* [EXERCISE OBJECTIVE]: Select every line holding the word "find" and copy it.

Data excerpts:
· · · · ·

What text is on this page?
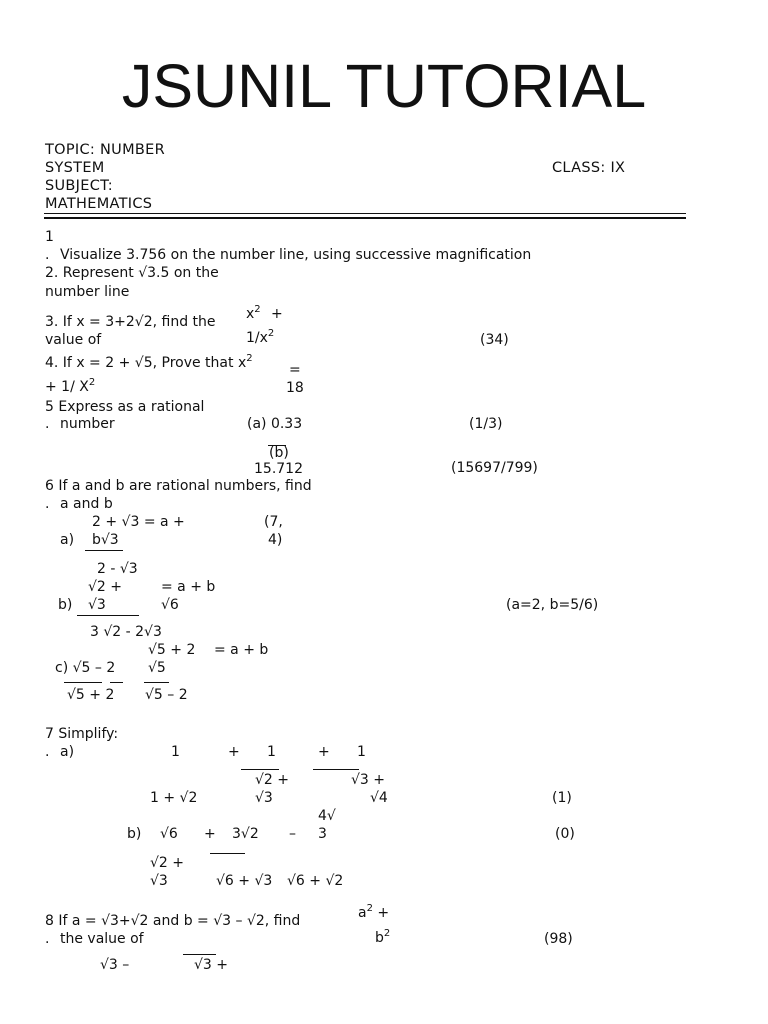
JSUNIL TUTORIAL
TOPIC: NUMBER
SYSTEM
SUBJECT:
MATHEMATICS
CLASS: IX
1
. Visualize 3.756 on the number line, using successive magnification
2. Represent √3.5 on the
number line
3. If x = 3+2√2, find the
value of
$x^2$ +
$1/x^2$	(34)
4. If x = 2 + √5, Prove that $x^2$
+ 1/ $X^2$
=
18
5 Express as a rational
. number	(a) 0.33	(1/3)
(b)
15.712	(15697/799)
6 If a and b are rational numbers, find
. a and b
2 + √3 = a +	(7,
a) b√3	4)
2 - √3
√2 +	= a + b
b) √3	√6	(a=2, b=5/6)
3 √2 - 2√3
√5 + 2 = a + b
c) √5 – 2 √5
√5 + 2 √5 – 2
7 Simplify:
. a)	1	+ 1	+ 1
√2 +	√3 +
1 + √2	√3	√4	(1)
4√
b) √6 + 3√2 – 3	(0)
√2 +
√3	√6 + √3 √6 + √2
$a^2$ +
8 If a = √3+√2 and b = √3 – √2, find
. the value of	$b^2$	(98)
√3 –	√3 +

· · · · ·

* [TASK OUTPUT]:
3. If x = 3+2√2, find the
6 If a and b are rational numbers, find
8 If a = √3+√2 and b = √3 – √2, find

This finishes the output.